§ Objective
Where does the string "Verbal" appear? Copy every line of the entries below that holds it.
____
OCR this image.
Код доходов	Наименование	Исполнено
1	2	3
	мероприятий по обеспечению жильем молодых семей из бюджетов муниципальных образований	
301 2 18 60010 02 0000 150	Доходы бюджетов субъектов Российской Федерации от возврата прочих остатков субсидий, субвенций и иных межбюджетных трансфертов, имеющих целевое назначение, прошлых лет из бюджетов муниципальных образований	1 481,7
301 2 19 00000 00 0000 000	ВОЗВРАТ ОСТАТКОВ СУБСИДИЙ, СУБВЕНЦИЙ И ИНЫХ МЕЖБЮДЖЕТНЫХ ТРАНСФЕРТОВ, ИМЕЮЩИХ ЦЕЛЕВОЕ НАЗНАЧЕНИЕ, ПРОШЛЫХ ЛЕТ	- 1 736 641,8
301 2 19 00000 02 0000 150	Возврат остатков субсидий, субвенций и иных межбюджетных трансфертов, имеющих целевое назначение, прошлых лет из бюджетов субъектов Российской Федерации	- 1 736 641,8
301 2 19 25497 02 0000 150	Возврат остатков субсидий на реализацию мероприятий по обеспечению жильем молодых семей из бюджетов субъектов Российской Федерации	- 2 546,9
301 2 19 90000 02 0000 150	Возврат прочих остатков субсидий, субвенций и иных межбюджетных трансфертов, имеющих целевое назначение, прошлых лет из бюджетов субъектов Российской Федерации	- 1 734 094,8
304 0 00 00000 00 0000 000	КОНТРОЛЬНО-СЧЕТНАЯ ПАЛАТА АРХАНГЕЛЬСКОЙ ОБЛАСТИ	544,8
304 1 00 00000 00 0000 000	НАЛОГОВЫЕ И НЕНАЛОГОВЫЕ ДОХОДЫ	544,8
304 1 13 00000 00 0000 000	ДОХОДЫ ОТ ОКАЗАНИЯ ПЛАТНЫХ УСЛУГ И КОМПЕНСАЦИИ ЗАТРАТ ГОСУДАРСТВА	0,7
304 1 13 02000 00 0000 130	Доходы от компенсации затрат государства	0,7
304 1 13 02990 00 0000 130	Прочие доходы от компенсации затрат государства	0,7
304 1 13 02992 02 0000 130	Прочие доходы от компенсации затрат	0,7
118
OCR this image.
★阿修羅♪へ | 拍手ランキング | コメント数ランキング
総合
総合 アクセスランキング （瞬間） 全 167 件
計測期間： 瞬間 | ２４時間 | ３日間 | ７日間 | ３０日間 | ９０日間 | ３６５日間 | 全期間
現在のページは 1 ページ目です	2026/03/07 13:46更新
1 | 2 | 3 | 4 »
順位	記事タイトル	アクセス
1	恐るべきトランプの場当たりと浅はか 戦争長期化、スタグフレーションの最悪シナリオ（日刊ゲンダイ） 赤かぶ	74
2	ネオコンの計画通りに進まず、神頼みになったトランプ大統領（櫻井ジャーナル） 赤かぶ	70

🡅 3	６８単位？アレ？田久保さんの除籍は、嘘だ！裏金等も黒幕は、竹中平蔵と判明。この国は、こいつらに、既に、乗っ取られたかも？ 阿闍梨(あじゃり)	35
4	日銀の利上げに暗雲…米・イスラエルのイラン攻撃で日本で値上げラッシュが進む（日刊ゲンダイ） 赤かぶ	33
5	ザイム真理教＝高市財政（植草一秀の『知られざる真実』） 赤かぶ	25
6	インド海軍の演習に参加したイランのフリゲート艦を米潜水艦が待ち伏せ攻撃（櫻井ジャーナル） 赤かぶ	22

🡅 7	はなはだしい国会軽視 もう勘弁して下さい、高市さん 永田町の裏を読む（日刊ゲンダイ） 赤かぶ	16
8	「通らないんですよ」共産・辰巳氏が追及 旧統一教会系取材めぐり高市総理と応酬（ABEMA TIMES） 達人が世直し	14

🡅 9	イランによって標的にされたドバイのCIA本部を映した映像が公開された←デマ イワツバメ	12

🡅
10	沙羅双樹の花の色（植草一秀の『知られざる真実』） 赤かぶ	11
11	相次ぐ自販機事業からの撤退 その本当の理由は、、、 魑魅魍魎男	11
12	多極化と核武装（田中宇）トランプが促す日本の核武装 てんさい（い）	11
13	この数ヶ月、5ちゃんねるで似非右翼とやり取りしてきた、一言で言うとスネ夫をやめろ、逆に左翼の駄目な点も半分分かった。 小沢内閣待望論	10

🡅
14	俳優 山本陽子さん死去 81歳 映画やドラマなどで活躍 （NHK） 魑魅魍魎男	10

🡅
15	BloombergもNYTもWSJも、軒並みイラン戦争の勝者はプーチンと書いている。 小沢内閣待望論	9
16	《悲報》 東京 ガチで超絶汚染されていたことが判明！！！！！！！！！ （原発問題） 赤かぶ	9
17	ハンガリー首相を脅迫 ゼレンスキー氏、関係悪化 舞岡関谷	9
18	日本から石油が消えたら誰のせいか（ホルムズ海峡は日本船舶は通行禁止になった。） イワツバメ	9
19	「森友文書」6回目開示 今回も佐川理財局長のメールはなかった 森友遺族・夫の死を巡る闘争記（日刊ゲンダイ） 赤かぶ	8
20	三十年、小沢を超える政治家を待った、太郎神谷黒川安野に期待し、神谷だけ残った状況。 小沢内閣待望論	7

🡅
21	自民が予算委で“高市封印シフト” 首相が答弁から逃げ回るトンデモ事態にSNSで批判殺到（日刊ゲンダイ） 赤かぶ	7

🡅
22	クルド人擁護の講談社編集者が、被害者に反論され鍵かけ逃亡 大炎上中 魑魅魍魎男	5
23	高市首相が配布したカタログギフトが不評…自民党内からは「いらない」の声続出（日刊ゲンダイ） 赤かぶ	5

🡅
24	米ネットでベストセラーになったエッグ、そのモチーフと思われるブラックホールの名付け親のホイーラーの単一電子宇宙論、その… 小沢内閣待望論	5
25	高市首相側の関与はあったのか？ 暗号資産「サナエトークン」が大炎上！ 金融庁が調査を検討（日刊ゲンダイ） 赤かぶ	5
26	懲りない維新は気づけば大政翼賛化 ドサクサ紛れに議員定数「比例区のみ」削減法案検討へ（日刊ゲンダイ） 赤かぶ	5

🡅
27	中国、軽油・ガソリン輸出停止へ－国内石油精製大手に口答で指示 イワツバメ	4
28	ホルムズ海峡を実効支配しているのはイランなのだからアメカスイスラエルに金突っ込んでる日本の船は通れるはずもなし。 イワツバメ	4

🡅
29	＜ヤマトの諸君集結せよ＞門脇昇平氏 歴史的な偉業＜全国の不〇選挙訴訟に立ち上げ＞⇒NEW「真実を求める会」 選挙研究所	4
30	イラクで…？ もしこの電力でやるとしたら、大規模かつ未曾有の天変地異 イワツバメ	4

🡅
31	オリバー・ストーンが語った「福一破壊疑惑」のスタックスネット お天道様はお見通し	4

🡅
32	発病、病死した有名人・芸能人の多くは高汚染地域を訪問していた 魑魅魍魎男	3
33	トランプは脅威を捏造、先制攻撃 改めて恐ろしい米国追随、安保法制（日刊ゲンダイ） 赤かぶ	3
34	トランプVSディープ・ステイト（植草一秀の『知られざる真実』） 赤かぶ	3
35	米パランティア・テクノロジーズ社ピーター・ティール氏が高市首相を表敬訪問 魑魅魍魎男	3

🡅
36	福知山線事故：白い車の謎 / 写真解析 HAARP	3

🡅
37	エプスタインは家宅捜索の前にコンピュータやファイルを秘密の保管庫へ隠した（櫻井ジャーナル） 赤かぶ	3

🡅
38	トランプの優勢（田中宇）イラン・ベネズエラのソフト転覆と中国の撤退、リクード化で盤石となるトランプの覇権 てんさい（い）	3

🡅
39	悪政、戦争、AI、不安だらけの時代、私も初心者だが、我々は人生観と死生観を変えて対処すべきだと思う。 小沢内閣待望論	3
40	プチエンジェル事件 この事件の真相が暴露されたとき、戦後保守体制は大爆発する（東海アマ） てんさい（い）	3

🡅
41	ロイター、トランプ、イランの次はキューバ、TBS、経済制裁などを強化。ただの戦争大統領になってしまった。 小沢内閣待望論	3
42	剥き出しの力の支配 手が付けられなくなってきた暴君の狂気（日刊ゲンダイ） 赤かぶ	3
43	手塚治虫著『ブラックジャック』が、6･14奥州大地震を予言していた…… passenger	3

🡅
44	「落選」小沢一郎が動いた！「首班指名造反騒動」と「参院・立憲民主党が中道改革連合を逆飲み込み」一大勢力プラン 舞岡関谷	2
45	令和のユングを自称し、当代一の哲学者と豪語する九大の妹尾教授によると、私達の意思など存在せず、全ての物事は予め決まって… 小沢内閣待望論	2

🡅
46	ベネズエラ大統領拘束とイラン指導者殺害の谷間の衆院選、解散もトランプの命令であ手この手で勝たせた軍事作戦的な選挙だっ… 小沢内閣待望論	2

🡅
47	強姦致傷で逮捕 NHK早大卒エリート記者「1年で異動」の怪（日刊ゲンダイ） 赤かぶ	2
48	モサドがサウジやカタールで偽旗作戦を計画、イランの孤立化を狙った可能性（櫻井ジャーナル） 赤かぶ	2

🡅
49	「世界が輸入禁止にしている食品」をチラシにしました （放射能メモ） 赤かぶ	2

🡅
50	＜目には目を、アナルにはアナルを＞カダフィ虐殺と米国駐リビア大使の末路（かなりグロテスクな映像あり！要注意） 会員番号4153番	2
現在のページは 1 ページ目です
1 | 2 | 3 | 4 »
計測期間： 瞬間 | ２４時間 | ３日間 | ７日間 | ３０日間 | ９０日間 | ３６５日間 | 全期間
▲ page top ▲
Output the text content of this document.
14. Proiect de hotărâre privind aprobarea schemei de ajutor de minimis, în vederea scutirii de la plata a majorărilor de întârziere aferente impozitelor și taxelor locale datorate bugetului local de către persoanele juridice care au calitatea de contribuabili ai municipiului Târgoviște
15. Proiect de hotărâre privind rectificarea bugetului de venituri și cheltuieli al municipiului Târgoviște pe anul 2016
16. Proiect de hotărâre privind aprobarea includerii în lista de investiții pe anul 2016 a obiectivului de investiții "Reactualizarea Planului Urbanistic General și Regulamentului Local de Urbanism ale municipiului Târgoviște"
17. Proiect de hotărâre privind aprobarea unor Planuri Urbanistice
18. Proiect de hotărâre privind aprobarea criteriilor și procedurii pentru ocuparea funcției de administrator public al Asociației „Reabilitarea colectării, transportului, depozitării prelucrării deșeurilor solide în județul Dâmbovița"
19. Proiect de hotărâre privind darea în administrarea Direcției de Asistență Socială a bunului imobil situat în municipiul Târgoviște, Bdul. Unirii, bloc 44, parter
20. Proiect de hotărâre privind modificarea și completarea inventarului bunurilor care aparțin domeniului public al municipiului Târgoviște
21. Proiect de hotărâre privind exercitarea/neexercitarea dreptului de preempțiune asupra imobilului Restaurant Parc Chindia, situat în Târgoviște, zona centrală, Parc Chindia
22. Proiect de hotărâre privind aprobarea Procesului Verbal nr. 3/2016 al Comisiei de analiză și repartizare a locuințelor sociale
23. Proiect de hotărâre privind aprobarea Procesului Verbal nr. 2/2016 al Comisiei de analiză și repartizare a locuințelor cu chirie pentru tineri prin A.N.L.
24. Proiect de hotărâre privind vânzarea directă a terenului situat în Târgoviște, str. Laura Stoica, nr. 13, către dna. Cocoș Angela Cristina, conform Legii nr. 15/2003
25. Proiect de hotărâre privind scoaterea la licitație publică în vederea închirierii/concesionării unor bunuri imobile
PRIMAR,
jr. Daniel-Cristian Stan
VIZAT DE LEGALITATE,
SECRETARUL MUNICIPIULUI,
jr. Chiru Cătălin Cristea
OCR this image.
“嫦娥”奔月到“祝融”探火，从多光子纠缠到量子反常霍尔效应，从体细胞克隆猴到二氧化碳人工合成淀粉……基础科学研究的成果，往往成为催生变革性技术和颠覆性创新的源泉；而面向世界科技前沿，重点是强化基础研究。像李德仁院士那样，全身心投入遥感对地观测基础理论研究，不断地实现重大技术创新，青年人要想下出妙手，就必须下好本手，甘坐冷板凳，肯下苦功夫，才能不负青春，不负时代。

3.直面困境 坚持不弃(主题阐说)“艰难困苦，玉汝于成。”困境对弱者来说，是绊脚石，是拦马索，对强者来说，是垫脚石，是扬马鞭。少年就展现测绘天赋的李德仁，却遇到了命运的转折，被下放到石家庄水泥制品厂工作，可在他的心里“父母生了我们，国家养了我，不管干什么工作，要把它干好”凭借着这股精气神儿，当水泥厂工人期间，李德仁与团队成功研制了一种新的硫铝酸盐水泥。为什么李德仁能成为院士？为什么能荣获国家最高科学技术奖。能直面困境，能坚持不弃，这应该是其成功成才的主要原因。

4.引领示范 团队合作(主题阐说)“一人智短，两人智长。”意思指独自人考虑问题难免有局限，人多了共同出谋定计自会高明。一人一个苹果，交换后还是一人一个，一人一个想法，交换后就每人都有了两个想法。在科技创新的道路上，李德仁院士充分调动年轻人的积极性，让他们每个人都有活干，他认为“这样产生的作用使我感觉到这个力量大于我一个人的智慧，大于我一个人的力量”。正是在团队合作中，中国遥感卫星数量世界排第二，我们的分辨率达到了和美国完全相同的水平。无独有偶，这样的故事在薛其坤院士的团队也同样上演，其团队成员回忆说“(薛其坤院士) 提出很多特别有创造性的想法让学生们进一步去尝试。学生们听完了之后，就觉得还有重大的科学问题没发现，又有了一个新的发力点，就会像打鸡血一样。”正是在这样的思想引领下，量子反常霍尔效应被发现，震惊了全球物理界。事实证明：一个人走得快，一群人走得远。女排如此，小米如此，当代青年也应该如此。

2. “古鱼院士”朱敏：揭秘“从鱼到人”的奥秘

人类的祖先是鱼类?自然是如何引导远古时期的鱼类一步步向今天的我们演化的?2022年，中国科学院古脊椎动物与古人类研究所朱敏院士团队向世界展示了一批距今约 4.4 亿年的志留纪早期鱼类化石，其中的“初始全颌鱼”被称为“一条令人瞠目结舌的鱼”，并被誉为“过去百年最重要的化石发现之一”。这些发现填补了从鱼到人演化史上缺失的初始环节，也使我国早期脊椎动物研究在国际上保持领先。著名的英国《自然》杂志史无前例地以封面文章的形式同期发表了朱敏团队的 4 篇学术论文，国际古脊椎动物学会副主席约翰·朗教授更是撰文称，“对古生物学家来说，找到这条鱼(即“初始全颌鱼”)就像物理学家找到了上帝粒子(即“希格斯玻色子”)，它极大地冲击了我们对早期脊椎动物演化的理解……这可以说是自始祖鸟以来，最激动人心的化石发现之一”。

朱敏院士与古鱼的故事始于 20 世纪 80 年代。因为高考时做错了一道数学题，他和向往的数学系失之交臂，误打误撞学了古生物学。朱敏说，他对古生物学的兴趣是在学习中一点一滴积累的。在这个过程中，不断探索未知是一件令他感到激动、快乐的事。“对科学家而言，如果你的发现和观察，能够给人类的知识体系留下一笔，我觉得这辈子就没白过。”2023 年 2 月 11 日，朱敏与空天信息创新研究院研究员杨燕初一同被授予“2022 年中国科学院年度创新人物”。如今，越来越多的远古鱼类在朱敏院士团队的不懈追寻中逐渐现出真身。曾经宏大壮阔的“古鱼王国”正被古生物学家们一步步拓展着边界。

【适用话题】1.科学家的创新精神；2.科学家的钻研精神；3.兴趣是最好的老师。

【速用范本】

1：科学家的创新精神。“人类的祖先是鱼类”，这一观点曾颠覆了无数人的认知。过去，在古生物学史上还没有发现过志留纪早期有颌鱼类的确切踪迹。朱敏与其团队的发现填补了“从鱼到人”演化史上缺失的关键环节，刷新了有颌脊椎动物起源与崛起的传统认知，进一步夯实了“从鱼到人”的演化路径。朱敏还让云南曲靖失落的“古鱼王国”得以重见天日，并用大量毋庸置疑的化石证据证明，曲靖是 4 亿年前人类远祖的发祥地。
____
§ Result for this task
22. Proiect de hotărâre privind aprobarea Procesului Verbal nr. 3/2016 al Comisiei de analiză și repartizare a locuințelor sociale
23. Proiect de hotărâre privind aprobarea Procesului Verbal nr. 2/2016 al Comisiei de analiză și repartizare a locuințelor cu chirie pentru tineri prin A.N.L.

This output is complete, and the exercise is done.